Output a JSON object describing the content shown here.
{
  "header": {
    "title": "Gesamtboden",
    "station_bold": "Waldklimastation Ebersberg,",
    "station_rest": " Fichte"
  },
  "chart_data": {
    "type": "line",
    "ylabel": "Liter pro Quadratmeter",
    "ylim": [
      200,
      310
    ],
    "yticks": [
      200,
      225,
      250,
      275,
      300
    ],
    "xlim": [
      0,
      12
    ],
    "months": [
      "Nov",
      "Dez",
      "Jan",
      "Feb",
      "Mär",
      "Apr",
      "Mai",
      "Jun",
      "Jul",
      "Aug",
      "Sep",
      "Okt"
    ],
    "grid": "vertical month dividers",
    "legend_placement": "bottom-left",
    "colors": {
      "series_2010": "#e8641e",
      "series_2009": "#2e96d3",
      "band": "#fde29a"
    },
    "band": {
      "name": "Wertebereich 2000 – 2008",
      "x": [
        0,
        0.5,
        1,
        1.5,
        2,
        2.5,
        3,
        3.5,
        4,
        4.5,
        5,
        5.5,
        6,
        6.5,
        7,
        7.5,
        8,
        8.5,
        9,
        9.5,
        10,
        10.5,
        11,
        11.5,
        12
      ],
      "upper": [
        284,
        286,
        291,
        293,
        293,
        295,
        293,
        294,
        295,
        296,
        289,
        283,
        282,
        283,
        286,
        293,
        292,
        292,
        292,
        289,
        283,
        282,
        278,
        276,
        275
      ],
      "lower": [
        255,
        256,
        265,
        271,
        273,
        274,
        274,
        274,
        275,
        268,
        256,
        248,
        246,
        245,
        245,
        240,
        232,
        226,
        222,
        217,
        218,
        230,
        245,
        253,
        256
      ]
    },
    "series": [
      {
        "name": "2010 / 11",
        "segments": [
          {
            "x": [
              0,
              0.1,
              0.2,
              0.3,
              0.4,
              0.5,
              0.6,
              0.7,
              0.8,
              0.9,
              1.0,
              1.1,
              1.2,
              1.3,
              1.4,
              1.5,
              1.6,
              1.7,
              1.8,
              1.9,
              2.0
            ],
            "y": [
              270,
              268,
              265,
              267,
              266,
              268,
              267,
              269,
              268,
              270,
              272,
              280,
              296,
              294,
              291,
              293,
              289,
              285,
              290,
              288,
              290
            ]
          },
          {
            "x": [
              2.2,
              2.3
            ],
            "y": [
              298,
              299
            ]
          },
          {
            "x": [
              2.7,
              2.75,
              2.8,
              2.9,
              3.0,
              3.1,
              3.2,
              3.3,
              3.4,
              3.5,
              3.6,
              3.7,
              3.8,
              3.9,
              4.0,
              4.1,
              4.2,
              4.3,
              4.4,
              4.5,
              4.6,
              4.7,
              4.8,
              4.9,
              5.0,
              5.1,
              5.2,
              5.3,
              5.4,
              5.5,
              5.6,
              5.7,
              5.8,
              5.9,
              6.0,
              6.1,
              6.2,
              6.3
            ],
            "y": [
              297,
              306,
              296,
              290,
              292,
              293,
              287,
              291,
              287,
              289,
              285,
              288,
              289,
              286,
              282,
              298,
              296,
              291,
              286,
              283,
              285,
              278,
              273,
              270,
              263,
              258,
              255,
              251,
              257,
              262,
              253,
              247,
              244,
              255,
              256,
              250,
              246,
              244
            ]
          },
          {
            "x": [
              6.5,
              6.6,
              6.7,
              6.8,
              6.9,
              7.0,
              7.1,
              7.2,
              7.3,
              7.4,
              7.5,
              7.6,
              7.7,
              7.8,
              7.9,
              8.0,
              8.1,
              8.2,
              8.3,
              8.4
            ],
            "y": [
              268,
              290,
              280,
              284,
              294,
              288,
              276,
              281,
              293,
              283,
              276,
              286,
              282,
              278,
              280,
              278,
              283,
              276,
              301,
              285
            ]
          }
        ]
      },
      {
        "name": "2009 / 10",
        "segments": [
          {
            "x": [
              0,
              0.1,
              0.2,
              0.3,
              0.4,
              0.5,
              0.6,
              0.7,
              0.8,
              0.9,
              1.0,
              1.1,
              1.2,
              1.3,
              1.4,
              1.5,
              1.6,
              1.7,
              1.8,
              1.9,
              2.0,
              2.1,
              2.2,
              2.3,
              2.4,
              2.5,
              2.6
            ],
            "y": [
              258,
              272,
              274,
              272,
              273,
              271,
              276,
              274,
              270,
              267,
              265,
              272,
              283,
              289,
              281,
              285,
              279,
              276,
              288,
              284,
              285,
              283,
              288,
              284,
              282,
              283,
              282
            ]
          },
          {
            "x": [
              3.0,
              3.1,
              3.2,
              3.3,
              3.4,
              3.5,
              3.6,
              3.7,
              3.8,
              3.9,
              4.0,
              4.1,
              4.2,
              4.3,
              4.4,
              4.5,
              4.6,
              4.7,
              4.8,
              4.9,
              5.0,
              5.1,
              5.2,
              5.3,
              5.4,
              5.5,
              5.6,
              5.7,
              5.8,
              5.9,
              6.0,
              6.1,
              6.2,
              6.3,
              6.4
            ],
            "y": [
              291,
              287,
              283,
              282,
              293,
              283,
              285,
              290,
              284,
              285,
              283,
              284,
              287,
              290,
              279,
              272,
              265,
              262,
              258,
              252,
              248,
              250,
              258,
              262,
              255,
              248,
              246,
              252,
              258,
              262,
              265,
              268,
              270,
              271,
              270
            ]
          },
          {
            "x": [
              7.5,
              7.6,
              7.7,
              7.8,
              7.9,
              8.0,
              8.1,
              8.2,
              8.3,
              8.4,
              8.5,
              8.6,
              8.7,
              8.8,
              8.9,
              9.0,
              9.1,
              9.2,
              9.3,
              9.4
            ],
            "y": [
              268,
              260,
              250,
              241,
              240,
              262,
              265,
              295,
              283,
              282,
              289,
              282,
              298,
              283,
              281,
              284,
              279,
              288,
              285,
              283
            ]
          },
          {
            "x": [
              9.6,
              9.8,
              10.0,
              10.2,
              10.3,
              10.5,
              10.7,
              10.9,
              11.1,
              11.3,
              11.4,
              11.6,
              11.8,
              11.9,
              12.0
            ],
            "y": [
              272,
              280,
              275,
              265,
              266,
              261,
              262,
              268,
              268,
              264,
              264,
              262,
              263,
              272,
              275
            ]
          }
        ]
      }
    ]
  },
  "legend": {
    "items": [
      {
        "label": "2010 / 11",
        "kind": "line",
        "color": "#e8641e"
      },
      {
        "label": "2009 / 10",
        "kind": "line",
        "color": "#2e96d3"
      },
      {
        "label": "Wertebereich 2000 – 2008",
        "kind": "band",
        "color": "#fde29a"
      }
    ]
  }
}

Your goal - Copy all of the data. Keep every word exactly as it is.

Expected output -
Output a JSON object describing the content shown here.
{
  "header": {
    "title": "Gesamtboden",
    "station_bold": "Waldklimastation Ebersberg,",
    "station_rest": " Fichte"
  },
  "chart_data": {
    "type": "line",
    "ylabel": "Liter pro Quadratmeter",
    "ylim": [
      200,
      310
    ],
    "yticks": [
      200,
      225,
      250,
      275,
      300
    ],
    "xlim": [
      0,
      12
    ],
    "months": [
      "Nov",
      "Dez",
      "Jan",
      "Feb",
      "Mär",
      "Apr",
      "Mai",
      "Jun",
      "Jul",
      "Aug",
      "Sep",
      "Okt"
    ],
    "grid": "vertical month dividers",
    "legend_placement": "bottom-left",
    "colors": {
      "series_2010": "#e8641e",
      "series_2009": "#2e96d3",
      "band": "#fde29a"
    },
    "band": {
      "name": "Wertebereich 2000 – 2008",
      "x": [
        0,
        0.5,
        1,
        1.5,
        2,
        2.5,
        3,
        3.5,
        4,
        4.5,
        5,
        5.5,
        6,
        6.5,
        7,
        7.5,
        8,
        8.5,
        9,
        9.5,
        10,
        10.5,
        11,
        11.5,
        12
      ],
      "upper": [
        284,
        286,
        291,
        293,
        293,
        295,
        293,
        294,
        295,
        296,
        289,
        283,
        282,
        283,
        286,
        293,
        292,
        292,
        292,
        289,
        283,
        282,
        278,
        276,
        275
      ],
      "lower": [
        255,
        256,
        265,
        271,
        273,
        274,
        274,
        274,
        275,
        268,
        256,
        248,
        246,
        245,
        245,
        240,
        232,
        226,
        222,
        217,
        218,
        230,
        245,
        253,
        256
      ]
    },
    "series": [
      {
        "name": "2010 / 11",
        "segments": [
          {
            "x": [
              0,
              0.1,
              0.2,
              0.3,
              0.4,
              0.5,
              0.6,
              0.7,
              0.8,
              0.9,
              1.0,
              1.1,
              1.2,
              1.3,
              1.4,
              1.5,
              1.6,
              1.7,
              1.8,
              1.9,
              2.0
            ],
            "y": [
              270,
              268,
              265,
              267,
              266,
              268,
              267,
              269,
              268,
              270,
              272,
              280,
              296,
              294,
              291,
              293,
              289,
              285,
              290,
              288,
              290
            ]
          },
          {
            "x": [
              2.2,
              2.3
            ],
            "y": [
              298,
              299
            ]
          },
          {
            "x": [
              2.7,
              2.75,
              2.8,
              2.9,
              3.0,
              3.1,
              3.2,
              3.3,
              3.4,
              3.5,
              3.6,
              3.7,
              3.8,
              3.9,
              4.0,
              4.1,
              4.2,
              4.3,
              4.4,
              4.5,
              4.6,
              4.7,
              4.8,
              4.9,
              5.0,
              5.1,
              5.2,
              5.3,
              5.4,
              5.5,
              5.6,
              5.7,
              5.8,
              5.9,
              6.0,
              6.1,
              6.2,
              6.3
            ],
            "y": [
              297,
              306,
              296,
              290,
              292,
              293,
              287,
              291,
              287,
              289,
              285,
              288,
              289,
              286,
              282,
              298,
              296,
              291,
              286,
              283,
              285,
              278,
              273,
              270,
              263,
              258,
              255,
              251,
              257,
              262,
              253,
              247,
              244,
              255,
              256,
              250,
              246,
              244
            ]
          },
          {
            "x": [
              6.5,
              6.6,
              6.7,
              6.8,
              6.9,
              7.0,
              7.1,
              7.2,
              7.3,
              7.4,
              7.5,
              7.6,
              7.7,
              7.8,
              7.9,
              8.0,
              8.1,
              8.2,
              8.3,
              8.4
            ],
            "y": [
              268,
              290,
              280,
              284,
              294,
              288,
              276,
              281,
              293,
              283,
              276,
              286,
              282,
              278,
              280,
              278,
              283,
              276,
              301,
              285
            ]
          }
        ]
      },
      {
        "name": "2009 / 10",
        "segments": [
          {
            "x": [
              0,
              0.1,
              0.2,
              0.3,
              0.4,
              0.5,
              0.6,
              0.7,
              0.8,
              0.9,
              1.0,
              1.1,
              1.2,
              1.3,
              1.4,
              1.5,
              1.6,
              1.7,
              1.8,
              1.9,
              2.0,
              2.1,
              2.2,
              2.3,
              2.4,
              2.5,
              2.6
            ],
            "y": [
              258,
              272,
              274,
              272,
              273,
              271,
              276,
              274,
              270,
              267,
              265,
              272,
              283,
              289,
              281,
              285,
              279,
              276,
              288,
              284,
              285,
              283,
              288,
              284,
              282,
              283,
              282
            ]
          },
          {
            "x": [
              3.0,
              3.1,
              3.2,
              3.3,
              3.4,
              3.5,
              3.6,
              3.7,
              3.8,
              3.9,
              4.0,
              4.1,
              4.2,
              4.3,
              4.4,
              4.5,
              4.6,
              4.7,
              4.8,
              4.9,
              5.0,
              5.1,
              5.2,
              5.3,
              5.4,
              5.5,
              5.6,
              5.7,
              5.8,
              5.9,
              6.0,
              6.1,
              6.2,
              6.3,
              6.4
            ],
            "y": [
              291,
              287,
              283,
              282,
              293,
              283,
              285,
              290,
              284,
              285,
              283,
              284,
              287,
              290,
              279,
              272,
              265,
              262,
              258,
              252,
              248,
              250,
              258,
              262,
              255,
              248,
              246,
              252,
              258,
              262,
              265,
              268,
              270,
              271,
              270
            ]
          },
          {
            "x": [
              7.5,
              7.6,
              7.7,
              7.8,
              7.9,
              8.0,
              8.1,
              8.2,
              8.3,
              8.4,
              8.5,
              8.6,
              8.7,
              8.8,
              8.9,
              9.0,
              9.1,
              9.2,
              9.3,
              9.4
            ],
            "y": [
              268,
              260,
              250,
              241,
              240,
              262,
              265,
              295,
              283,
              282,
              289,
              282,
              298,
              283,
              281,
              284,
              279,
              288,
              285,
              283
            ]
          },
          {
            "x": [
              9.6,
              9.8,
              10.0,
              10.2,
              10.3,
              10.5,
              10.7,
              10.9,
              11.1,
              11.3,
              11.4,
              11.6,
              11.8,
              11.9,
              12.0
            ],
            "y": [
              272,
              280,
              275,
              265,
              266,
              261,
              262,
              268,
              268,
              264,
              264,
              262,
              263,
              272,
              275
            ]
          }
        ]
      }
    ]
  },
  "legend": {
    "items": [
      {
        "label": "2010 / 11",
        "kind": "line",
        "color": "#e8641e"
      },
      {
        "label": "2009 / 10",
        "kind": "line",
        "color": "#2e96d3"
      },
      {
        "label": "Wertebereich 2000 – 2008",
        "kind": "band",
        "color": "#fde29a"
      }
    ]
  }
}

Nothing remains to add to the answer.